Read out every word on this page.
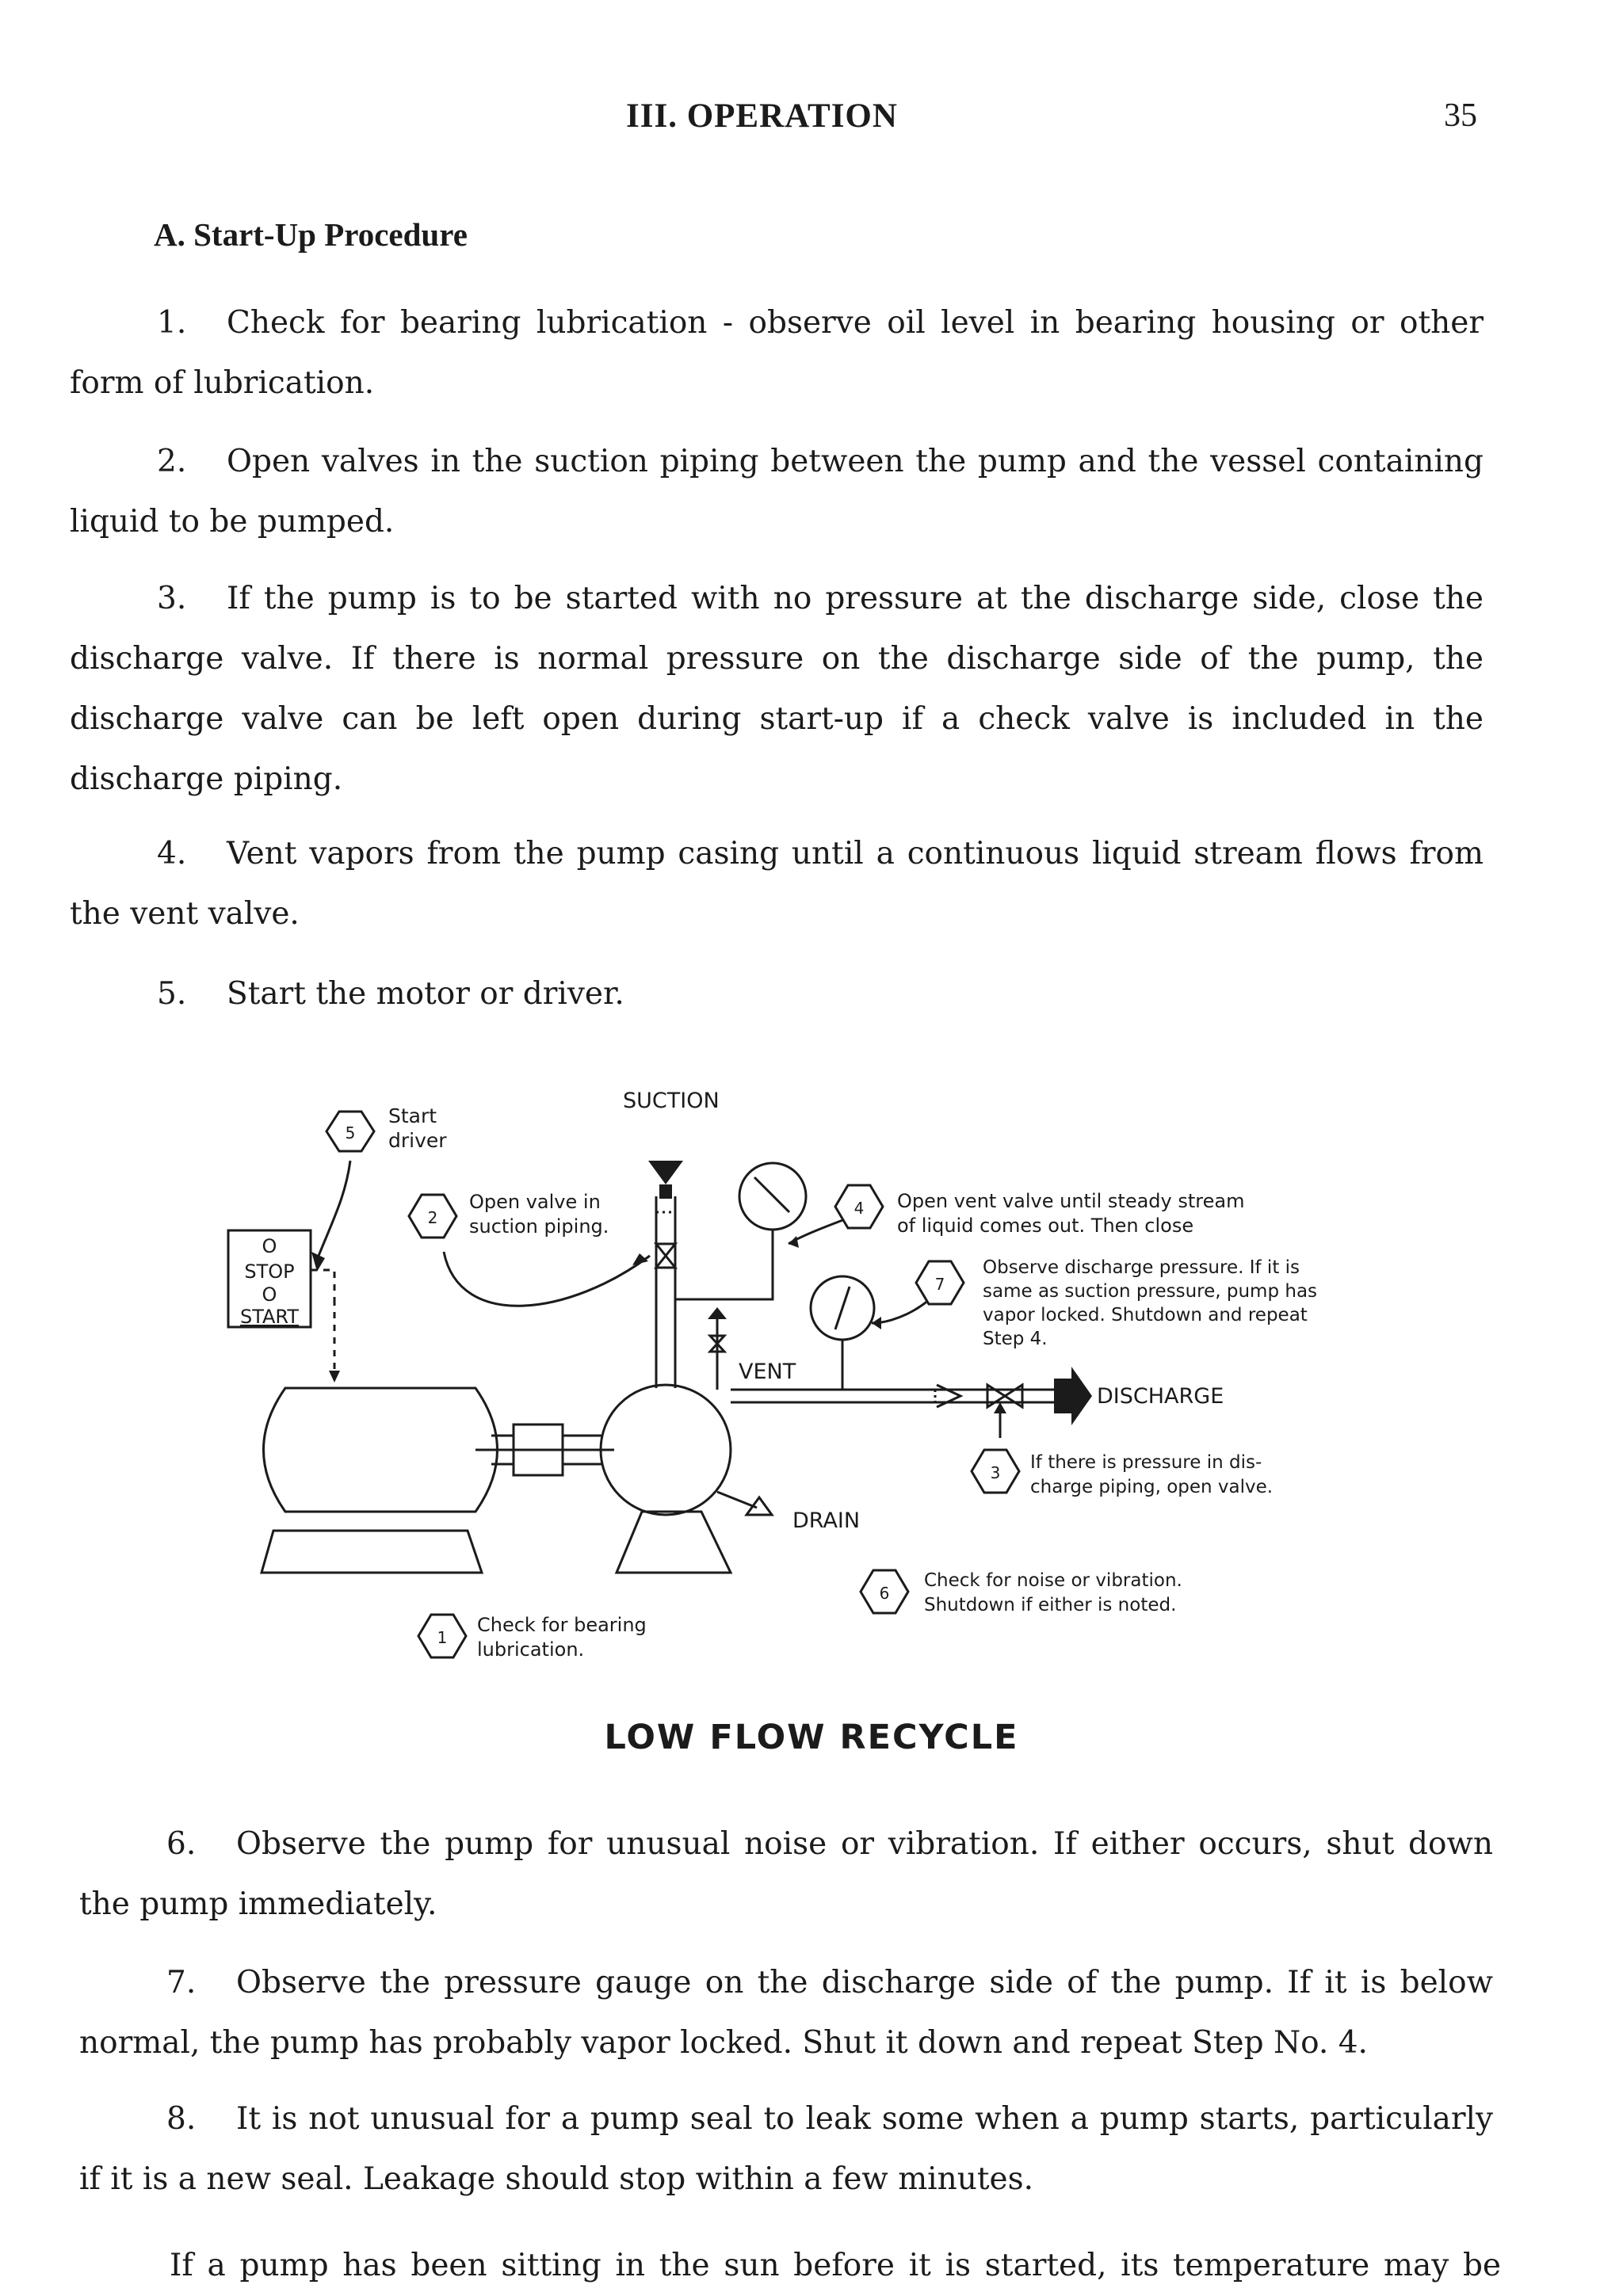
III. OPERATION	35
A. Start-Up Procedure

1. Check for bearing lubrication - observe oil level in bearing housing or other form of lubrication.

2. Open valves in the suction piping between the pump and the vessel containing liquid to be pumped.

3. If the pump is to be started with no pressure at the discharge side, close the discharge valve. If there is normal pressure on the discharge side of the pump, the discharge valve can be left open during start-up if a check valve is included in the discharge piping.

4. Vent vapors from the pump casing until a continuous liquid stream flows from the vent valve.

5. Start the motor or driver.

SUCTION
VENT
DISCHARGE
DRAIN
O
STOP
O
START
5
Start
driver
2
Open valve in
suction piping.
4 Open vent valve until steady stream
of liquid comes out. Then close
7
Observe discharge pressure. If it is
same as suction pressure, pump has
vapor locked. Shutdown and repeat
Step 4.
3 If there is pressure in dis-
charge piping, open valve.
6
Check for noise or vibration.
Shutdown if either is noted.
1
Check for bearing
lubrication.
LOW FLOW RECYCLE

6. Observe the pump for unusual noise or vibration. If either occurs, shut down the pump immediately.

7. Observe the pressure gauge on the discharge side of the pump. If it is below normal, the pump has probably vapor locked. Shut it down and repeat Step No. 4.

8. It is not unusual for a pump seal to leak some when a pump starts, particularly if it is a new seal. Leakage should stop within a few minutes.

If a pump has been sitting in the sun before it is started, its temperature may be
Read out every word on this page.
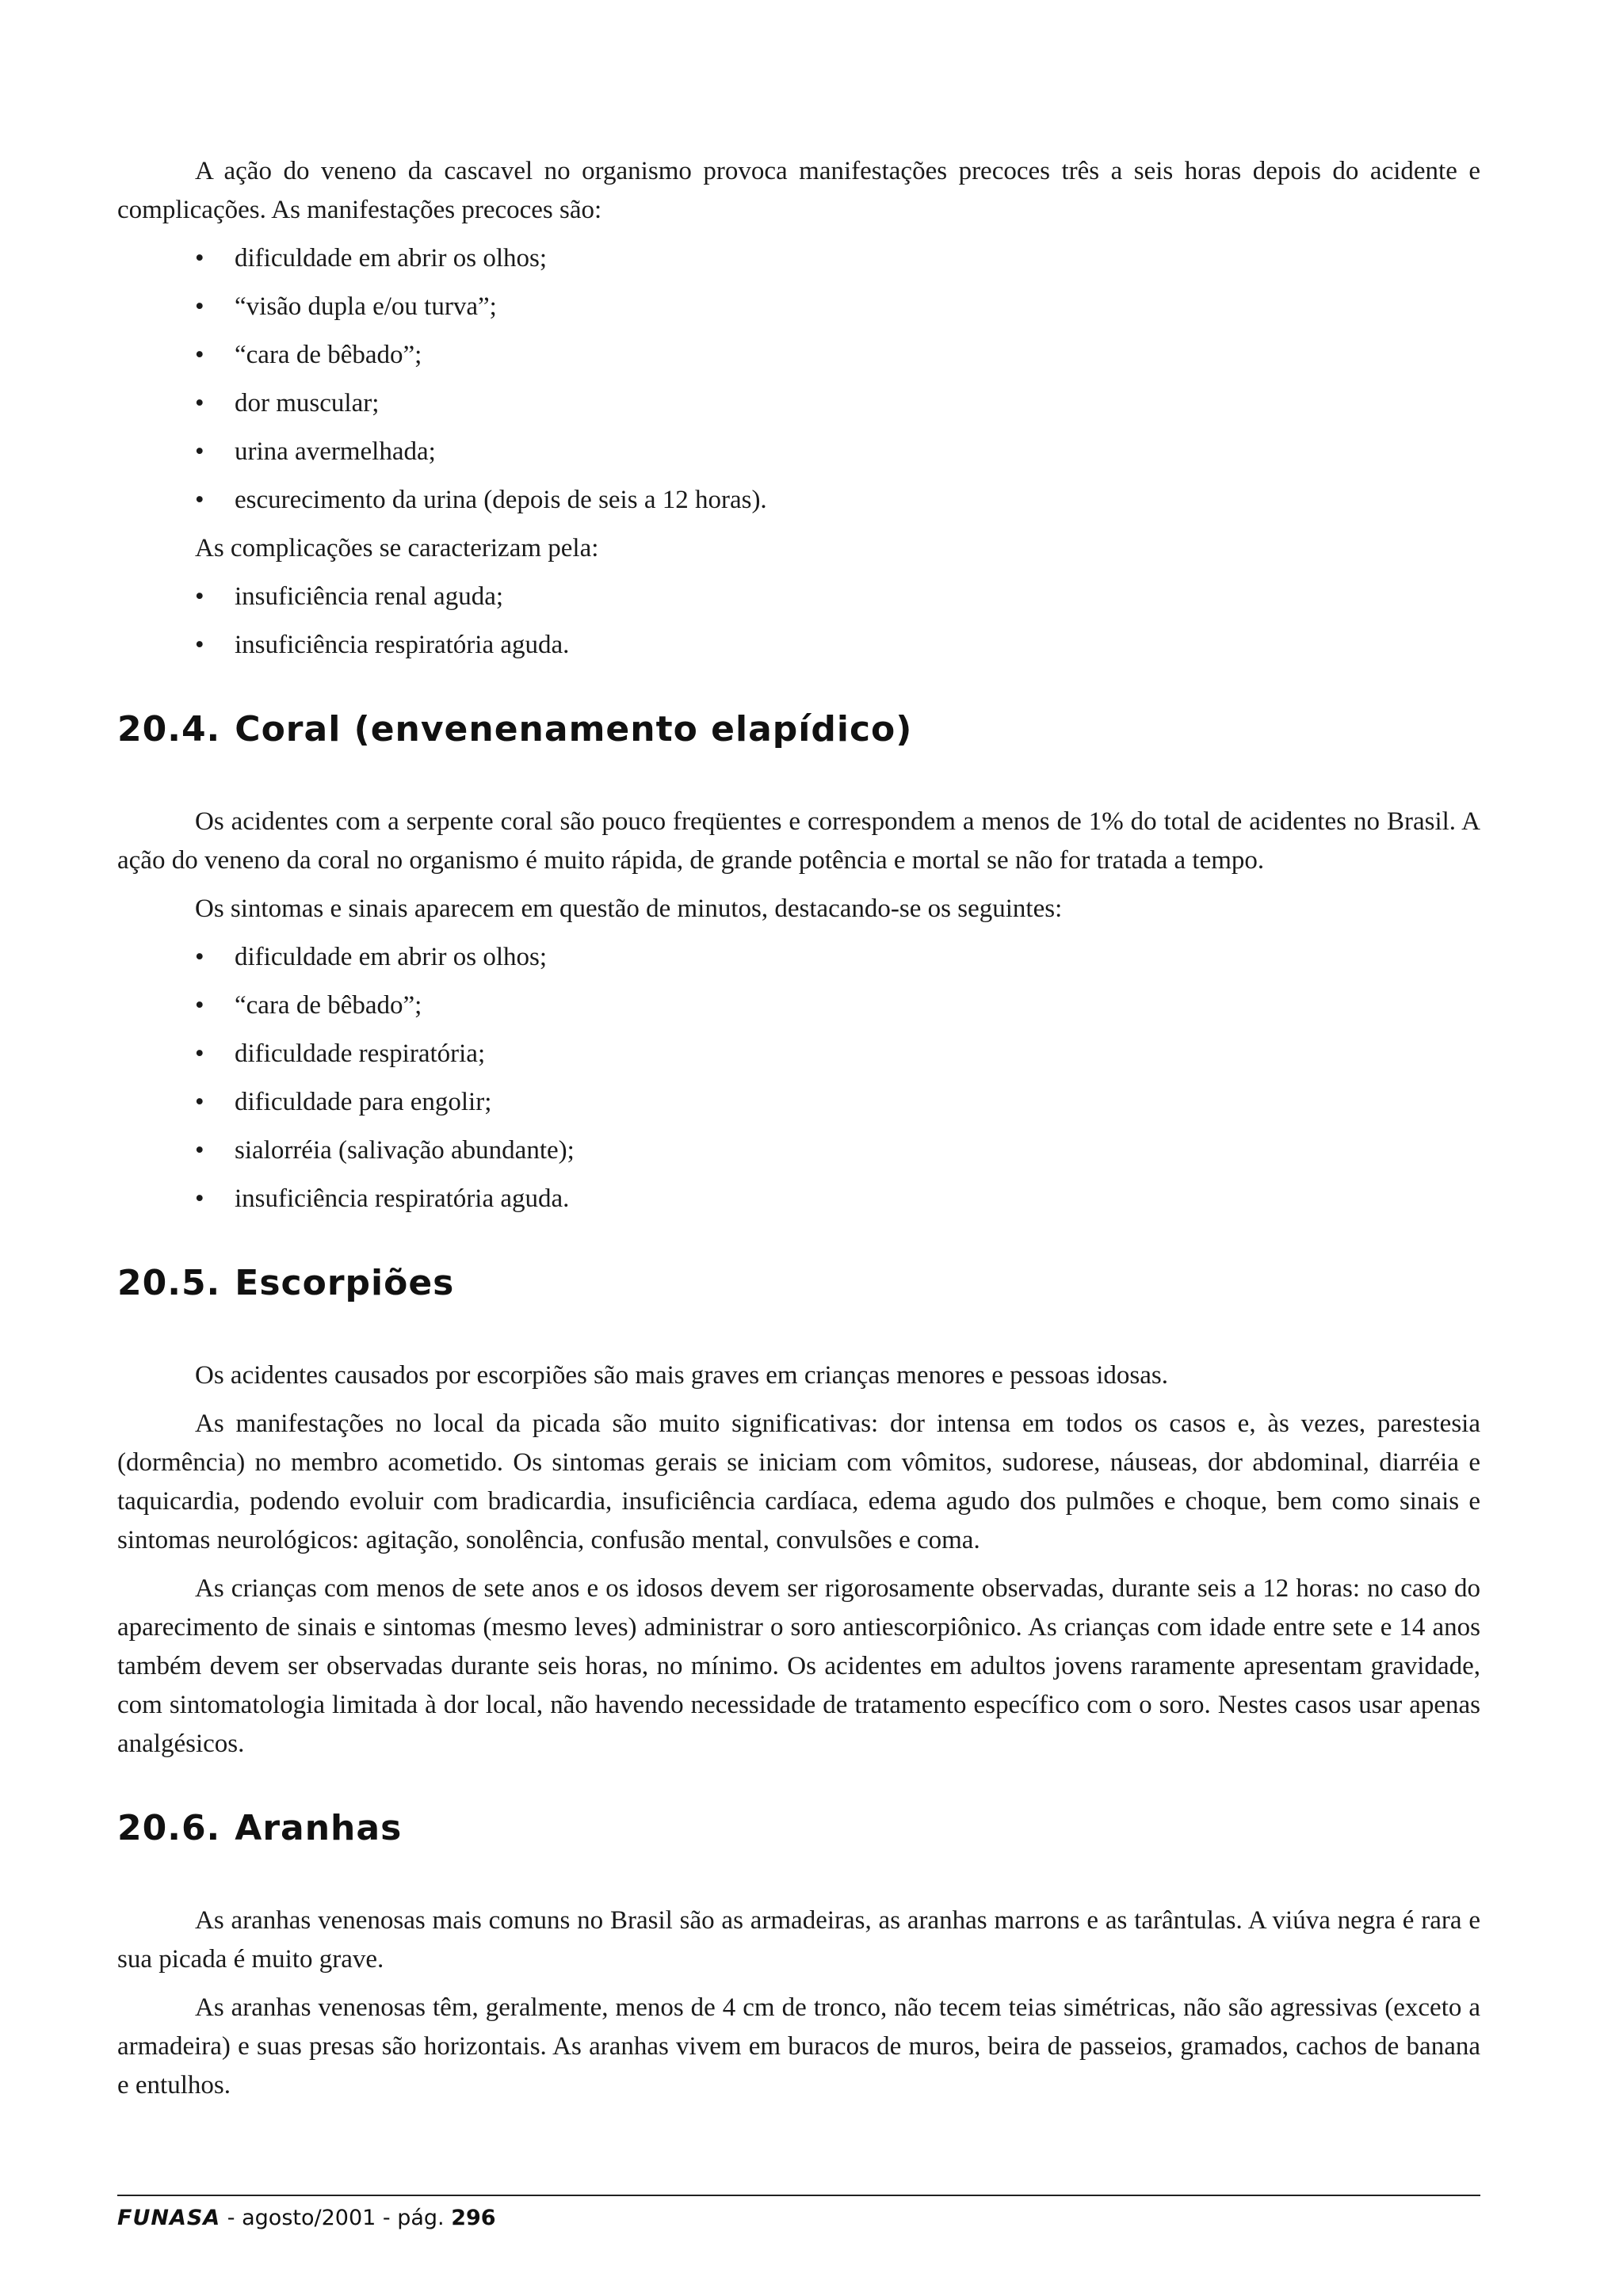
A ação do veneno da cascavel no organismo provoca manifestações precoces três a seis horas depois do acidente e complicações. As manifestações precoces são:

• dificuldade em abrir os olhos;
• “visão dupla e/ou turva”;
• “cara de bêbado”;
• dor muscular;
• urina avermelhada;
• escurecimento da urina (depois de seis a 12 horas).

As complicações se caracterizam pela:

• insuficiência renal aguda;
• insuficiência respiratória aguda.
20.4. Coral (envenenamento elapídico)

Os acidentes com a serpente coral são pouco freqüentes e correspondem a menos de 1% do total de acidentes no Brasil. A ação do veneno da coral no organismo é muito rápida, de grande potência e mortal se não for tratada a tempo.

Os sintomas e sinais aparecem em questão de minutos, destacando-se os seguintes:

• dificuldade em abrir os olhos;
• “cara de bêbado”;
• dificuldade respiratória;
• dificuldade para engolir;
• sialorréia (salivação abundante);
• insuficiência respiratória aguda.
20.5. Escorpiões

Os acidentes causados por escorpiões são mais graves em crianças menores e pessoas idosas.

As manifestações no local da picada são muito significativas: dor intensa em todos os casos e, às vezes, parestesia (dormência) no membro acometido. Os sintomas gerais se iniciam com vômitos, sudorese, náuseas, dor abdominal, diarréia e taquicardia, podendo evoluir com bradicardia, insuficiência cardíaca, edema agudo dos pulmões e choque, bem como sinais e sintomas neurológicos: agitação, sonolência, confusão mental, convulsões e coma.

As crianças com menos de sete anos e os idosos devem ser rigorosamente observadas, durante seis a 12 horas: no caso do aparecimento de sinais e sintomas (mesmo leves) administrar o soro antiescorpiônico. As crianças com idade entre sete e 14 anos também devem ser observadas durante seis horas, no mínimo. Os acidentes em adultos jovens raramente apresentam gravidade, com sintomatologia limitada à dor local, não havendo necessidade de tratamento específico com o soro. Nestes casos usar apenas analgésicos.

20.6. Aranhas

As aranhas venenosas mais comuns no Brasil são as armadeiras, as aranhas marrons e as tarântulas. A viúva negra é rara e sua picada é muito grave.

As aranhas venenosas têm, geralmente, menos de 4 cm de tronco, não tecem teias simétricas, não são agressivas (exceto a armadeira) e suas presas são horizontais. As aranhas vivem em buracos de muros, beira de passeios, gramados, cachos de banana e entulhos.

FUNASA - agosto/2001 - pág. 296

★ ★ ★ ★ ★ ★ ★

What to work on »
Transcribe the records above exactly as they appear, leaving out any pictures.

Exercise result »
Read out every word on this page.
III. OPERATION	35
A. Start-Up Procedure

1. Check for bearing lubrication - observe oil level in bearing housing or other form of lubrication.

2. Open valves in the suction piping between the pump and the vessel containing liquid to be pumped.

3. If the pump is to be started with no pressure at the discharge side, close the discharge valve. If there is normal pressure on the discharge side of the pump, the discharge valve can be left open during start-up if a check valve is included in the discharge piping.

4. Vent vapors from the pump casing until a continuous liquid stream flows from the vent valve.

5. Start the motor or driver.

SUCTION
VENT
DISCHARGE
DRAIN
O
STOP
O
START
5
Start
driver
2
Open valve in
suction piping.
4 Open vent valve until steady stream
of liquid comes out. Then close
7
Observe discharge pressure. If it is
same as suction pressure, pump has
vapor locked. Shutdown and repeat
Step 4.
3 If there is pressure in dis-
charge piping, open valve.
6
Check for noise or vibration.
Shutdown if either is noted.
1
Check for bearing
lubrication.
LOW FLOW RECYCLE

6. Observe the pump for unusual noise or vibration. If either occurs, shut down the pump immediately.

7. Observe the pressure gauge on the discharge side of the pump. If it is below normal, the pump has probably vapor locked. Shut it down and repeat Step No. 4.

8. It is not unusual for a pump seal to leak some when a pump starts, particularly if it is a new seal. Leakage should stop within a few minutes.

If a pump has been sitting in the sun before it is started, its temperature may be
Read out every word on this page.
A ação do veneno da cascavel no organismo provoca manifestações precoces três a seis horas depois do acidente e complicações. As manifestações precoces são:

• dificuldade em abrir os olhos;
• “visão dupla e/ou turva”;
• “cara de bêbado”;
• dor muscular;
• urina avermelhada;
• escurecimento da urina (depois de seis a 12 horas).

As complicações se caracterizam pela:

• insuficiência renal aguda;
• insuficiência respiratória aguda.
20.4. Coral (envenenamento elapídico)

Os acidentes com a serpente coral são pouco freqüentes e correspondem a menos de 1% do total de acidentes no Brasil. A ação do veneno da coral no organismo é muito rápida, de grande potência e mortal se não for tratada a tempo.

Os sintomas e sinais aparecem em questão de minutos, destacando-se os seguintes:

• dificuldade em abrir os olhos;
• “cara de bêbado”;
• dificuldade respiratória;
• dificuldade para engolir;
• sialorréia (salivação abundante);
• insuficiência respiratória aguda.
20.5. Escorpiões

Os acidentes causados por escorpiões são mais graves em crianças menores e pessoas idosas.

As manifestações no local da picada são muito significativas: dor intensa em todos os casos e, às vezes, parestesia (dormência) no membro acometido. Os sintomas gerais se iniciam com vômitos, sudorese, náuseas, dor abdominal, diarréia e taquicardia, podendo evoluir com bradicardia, insuficiência cardíaca, edema agudo dos pulmões e choque, bem como sinais e sintomas neurológicos: agitação, sonolência, confusão mental, convulsões e coma.

As crianças com menos de sete anos e os idosos devem ser rigorosamente observadas, durante seis a 12 horas: no caso do aparecimento de sinais e sintomas (mesmo leves) administrar o soro antiescorpiônico. As crianças com idade entre sete e 14 anos também devem ser observadas durante seis horas, no mínimo. Os acidentes em adultos jovens raramente apresentam gravidade, com sintomatologia limitada à dor local, não havendo necessidade de tratamento específico com o soro. Nestes casos usar apenas analgésicos.

20.6. Aranhas

As aranhas venenosas mais comuns no Brasil são as armadeiras, as aranhas marrons e as tarântulas. A viúva negra é rara e sua picada é muito grave.

As aranhas venenosas têm, geralmente, menos de 4 cm de tronco, não tecem teias simétricas, não são agressivas (exceto a armadeira) e suas presas são horizontais. As aranhas vivem em buracos de muros, beira de passeios, gramados, cachos de banana e entulhos.

FUNASA - agosto/2001 - pág. 296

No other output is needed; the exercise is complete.